**PROBLEM DETAILS:**
Copy every line of the data that contains the string "NGÀY".

(Source records)
= = =
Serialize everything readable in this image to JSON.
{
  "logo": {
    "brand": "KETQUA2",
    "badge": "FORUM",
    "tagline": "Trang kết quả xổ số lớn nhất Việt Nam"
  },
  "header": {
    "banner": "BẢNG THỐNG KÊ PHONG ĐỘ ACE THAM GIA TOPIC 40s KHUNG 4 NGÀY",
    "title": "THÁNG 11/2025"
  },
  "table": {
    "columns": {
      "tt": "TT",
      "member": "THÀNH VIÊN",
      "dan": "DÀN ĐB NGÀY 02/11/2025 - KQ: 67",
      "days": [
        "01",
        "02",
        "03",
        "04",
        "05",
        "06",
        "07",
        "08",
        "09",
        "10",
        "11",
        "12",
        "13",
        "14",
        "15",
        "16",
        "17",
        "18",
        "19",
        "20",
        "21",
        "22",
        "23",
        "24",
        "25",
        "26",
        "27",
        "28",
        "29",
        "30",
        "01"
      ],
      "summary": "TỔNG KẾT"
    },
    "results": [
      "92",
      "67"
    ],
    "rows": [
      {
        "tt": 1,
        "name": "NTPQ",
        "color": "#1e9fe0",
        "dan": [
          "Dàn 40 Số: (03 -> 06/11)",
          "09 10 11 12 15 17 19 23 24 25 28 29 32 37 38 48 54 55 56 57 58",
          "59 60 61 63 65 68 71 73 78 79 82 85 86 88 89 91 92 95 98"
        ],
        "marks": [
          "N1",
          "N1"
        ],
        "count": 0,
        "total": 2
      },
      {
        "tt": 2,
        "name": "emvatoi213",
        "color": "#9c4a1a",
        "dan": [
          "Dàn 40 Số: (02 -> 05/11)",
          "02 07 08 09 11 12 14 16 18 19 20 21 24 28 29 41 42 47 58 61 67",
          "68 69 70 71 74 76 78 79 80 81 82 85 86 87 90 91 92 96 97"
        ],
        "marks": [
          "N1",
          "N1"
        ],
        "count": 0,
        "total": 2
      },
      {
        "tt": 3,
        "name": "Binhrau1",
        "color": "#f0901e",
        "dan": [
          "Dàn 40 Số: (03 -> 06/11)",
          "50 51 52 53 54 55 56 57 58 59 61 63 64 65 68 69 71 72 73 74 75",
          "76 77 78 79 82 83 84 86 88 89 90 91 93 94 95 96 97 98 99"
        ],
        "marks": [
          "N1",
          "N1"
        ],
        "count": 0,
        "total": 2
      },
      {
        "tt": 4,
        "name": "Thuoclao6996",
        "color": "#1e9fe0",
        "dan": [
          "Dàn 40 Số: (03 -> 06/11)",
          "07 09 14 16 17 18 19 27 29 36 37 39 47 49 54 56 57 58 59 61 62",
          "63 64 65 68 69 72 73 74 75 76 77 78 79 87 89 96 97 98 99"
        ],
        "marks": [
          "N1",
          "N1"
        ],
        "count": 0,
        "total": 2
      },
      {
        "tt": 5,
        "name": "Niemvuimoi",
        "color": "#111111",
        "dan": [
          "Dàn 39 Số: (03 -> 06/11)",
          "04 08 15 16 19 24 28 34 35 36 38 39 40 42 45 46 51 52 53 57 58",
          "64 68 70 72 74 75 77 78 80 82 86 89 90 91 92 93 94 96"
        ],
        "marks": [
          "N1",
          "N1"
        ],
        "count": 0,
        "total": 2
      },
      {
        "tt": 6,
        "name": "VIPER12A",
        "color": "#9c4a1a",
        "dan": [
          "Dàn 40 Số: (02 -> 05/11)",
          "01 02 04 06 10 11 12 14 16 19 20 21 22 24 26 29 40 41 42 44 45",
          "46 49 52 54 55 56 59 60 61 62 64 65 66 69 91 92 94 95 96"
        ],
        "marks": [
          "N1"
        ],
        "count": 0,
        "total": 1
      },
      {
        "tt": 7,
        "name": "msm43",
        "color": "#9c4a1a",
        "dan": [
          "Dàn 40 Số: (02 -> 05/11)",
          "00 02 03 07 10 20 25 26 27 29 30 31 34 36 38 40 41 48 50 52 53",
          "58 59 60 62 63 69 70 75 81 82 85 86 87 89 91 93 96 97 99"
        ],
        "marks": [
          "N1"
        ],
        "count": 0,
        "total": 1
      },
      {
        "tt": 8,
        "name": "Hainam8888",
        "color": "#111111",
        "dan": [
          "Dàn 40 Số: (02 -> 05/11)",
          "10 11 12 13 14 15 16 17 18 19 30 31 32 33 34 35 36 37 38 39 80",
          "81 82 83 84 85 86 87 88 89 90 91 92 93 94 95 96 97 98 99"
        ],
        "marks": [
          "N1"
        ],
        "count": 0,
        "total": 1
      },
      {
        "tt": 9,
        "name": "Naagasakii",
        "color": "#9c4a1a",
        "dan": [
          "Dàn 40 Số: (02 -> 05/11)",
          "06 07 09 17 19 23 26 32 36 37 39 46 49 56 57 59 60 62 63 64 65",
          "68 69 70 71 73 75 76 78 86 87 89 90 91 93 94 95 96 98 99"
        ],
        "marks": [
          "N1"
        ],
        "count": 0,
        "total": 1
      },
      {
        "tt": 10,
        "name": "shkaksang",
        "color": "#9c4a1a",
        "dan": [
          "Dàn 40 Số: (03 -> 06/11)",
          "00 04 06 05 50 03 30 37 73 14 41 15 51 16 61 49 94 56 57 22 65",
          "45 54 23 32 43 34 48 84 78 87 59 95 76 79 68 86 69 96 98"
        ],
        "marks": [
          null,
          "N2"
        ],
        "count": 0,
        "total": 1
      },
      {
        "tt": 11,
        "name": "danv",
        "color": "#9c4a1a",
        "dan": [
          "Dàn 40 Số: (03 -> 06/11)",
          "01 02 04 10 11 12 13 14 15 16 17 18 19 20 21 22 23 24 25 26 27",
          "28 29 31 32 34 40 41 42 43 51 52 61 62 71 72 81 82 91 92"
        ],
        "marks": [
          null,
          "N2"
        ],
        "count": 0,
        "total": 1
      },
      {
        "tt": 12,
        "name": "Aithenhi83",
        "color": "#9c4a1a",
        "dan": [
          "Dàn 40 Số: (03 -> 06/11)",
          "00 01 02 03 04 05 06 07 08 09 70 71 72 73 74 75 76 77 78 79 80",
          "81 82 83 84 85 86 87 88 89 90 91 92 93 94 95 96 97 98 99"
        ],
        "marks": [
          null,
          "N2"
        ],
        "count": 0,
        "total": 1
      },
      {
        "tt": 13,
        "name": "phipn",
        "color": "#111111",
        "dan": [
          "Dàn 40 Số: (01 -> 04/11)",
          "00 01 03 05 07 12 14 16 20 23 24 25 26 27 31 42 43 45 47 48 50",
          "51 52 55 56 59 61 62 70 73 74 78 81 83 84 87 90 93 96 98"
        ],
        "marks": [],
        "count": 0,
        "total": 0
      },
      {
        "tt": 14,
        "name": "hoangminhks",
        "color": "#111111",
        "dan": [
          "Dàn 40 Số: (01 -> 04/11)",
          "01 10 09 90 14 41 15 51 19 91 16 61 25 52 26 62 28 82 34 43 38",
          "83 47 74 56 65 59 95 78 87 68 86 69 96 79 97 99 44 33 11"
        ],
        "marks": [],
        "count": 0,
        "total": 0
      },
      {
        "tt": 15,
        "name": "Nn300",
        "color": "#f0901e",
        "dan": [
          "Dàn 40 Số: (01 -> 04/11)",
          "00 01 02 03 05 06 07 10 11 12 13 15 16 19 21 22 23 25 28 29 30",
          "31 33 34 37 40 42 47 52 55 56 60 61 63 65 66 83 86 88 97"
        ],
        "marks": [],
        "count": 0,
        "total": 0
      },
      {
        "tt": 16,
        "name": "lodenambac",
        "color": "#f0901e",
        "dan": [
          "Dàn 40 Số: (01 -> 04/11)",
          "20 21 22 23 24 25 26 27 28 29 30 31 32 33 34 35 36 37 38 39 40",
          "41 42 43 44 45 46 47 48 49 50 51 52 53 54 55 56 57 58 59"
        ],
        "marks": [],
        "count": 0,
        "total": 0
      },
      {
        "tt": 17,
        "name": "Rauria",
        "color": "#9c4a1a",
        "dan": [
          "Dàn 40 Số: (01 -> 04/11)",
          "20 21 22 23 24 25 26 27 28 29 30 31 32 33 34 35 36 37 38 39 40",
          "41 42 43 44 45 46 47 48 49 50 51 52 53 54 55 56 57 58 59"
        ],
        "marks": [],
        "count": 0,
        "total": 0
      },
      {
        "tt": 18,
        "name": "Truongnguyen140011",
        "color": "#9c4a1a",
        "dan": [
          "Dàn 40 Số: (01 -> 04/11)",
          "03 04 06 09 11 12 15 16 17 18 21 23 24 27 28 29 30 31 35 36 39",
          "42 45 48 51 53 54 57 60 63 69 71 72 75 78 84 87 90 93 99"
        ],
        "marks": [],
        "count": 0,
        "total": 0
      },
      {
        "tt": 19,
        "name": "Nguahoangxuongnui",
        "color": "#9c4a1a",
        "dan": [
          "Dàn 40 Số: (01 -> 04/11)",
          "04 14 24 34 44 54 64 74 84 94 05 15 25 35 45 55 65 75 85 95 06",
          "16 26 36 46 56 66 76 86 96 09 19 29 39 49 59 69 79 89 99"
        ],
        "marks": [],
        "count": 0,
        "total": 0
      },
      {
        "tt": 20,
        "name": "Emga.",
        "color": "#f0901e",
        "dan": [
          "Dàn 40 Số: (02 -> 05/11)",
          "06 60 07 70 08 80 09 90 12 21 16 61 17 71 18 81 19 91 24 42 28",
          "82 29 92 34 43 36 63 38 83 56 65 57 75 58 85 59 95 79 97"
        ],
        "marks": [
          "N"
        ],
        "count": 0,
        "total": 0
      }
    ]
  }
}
= = =
**FULL ANSWER:**
    "banner": "BẢNG THỐNG KÊ PHONG ĐỘ ACE THAM GIA TOPIC 40s KHUNG 4 NGÀY",
      "dan": "DÀN ĐB NGÀY 02/11/2025 - KQ: 67",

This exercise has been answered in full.